Please give the count of lines holding the string "Sinne" and nothing besides.
--- Available data ---
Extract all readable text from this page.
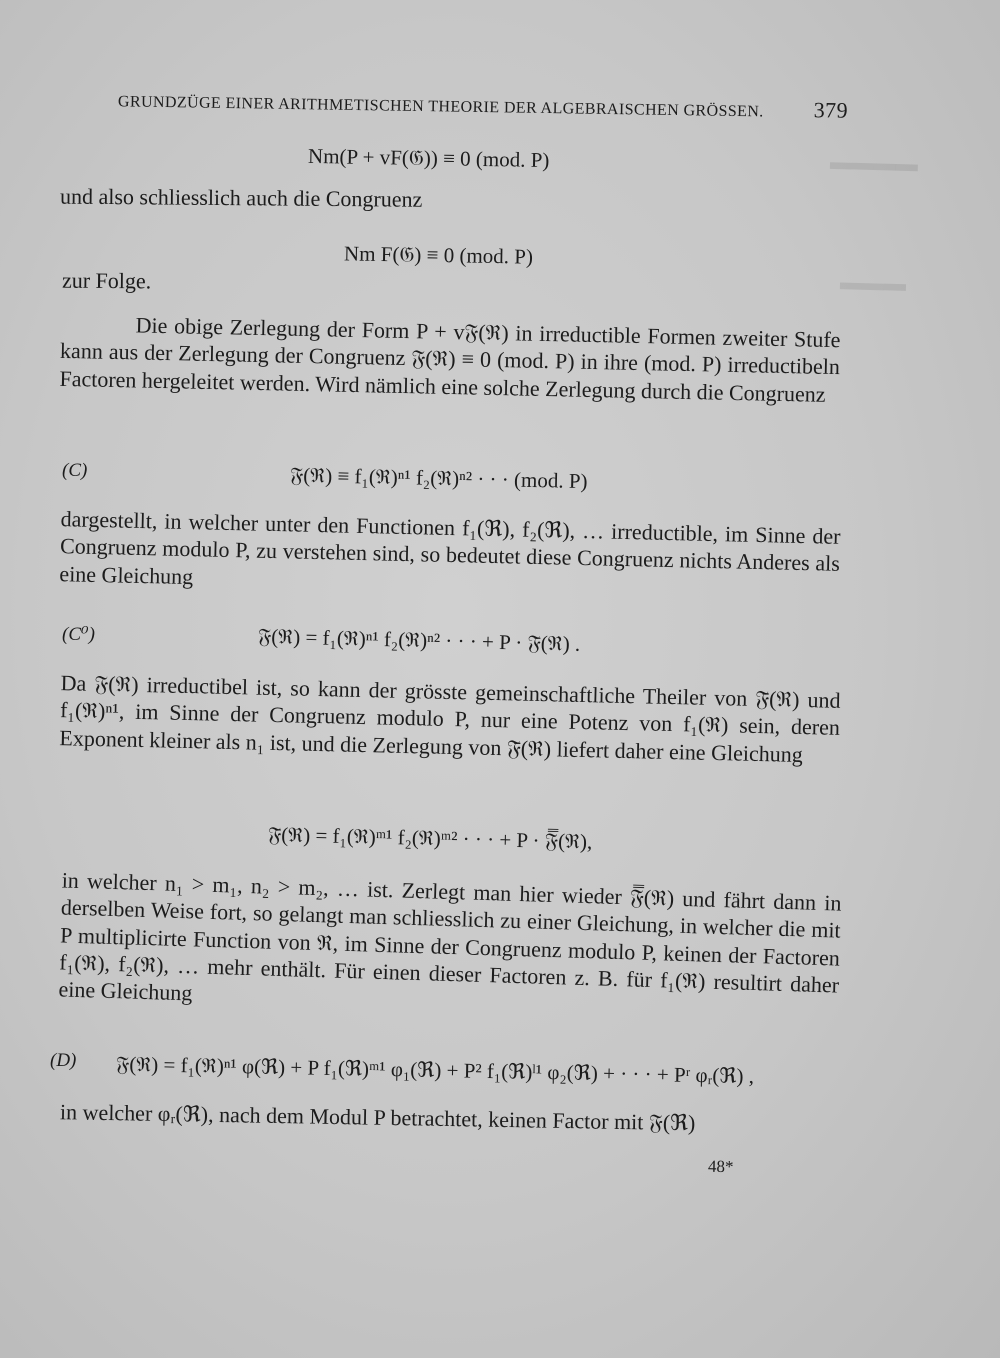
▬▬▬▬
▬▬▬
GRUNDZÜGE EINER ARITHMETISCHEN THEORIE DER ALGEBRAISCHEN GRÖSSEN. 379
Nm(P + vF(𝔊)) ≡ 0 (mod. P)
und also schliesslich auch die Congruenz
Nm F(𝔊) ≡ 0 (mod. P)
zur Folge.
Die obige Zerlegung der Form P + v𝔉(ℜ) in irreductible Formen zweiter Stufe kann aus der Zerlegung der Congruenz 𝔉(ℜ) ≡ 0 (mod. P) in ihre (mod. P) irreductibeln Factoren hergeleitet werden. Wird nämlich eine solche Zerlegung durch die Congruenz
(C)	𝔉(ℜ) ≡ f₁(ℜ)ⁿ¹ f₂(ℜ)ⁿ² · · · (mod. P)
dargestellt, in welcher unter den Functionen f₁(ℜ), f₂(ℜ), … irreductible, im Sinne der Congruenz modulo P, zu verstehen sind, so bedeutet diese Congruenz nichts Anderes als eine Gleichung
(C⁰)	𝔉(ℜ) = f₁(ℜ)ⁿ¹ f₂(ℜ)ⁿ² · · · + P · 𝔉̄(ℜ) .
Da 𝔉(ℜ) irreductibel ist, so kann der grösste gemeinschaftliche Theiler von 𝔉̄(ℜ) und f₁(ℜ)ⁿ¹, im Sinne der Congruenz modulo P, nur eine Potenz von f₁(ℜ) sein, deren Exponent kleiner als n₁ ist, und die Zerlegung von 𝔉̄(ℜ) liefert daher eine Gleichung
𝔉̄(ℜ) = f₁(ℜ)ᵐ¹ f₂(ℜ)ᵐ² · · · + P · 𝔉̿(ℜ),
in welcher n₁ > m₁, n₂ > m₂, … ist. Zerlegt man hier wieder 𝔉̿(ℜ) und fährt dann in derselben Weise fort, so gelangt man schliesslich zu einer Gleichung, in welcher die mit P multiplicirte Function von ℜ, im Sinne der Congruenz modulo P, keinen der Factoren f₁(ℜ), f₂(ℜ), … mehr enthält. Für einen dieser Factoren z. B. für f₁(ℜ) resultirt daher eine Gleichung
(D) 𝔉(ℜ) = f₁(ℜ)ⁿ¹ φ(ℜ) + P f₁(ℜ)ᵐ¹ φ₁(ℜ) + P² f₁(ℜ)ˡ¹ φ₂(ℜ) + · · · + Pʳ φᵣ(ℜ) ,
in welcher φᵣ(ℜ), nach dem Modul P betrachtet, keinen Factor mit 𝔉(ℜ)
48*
---
● **Completed task**
3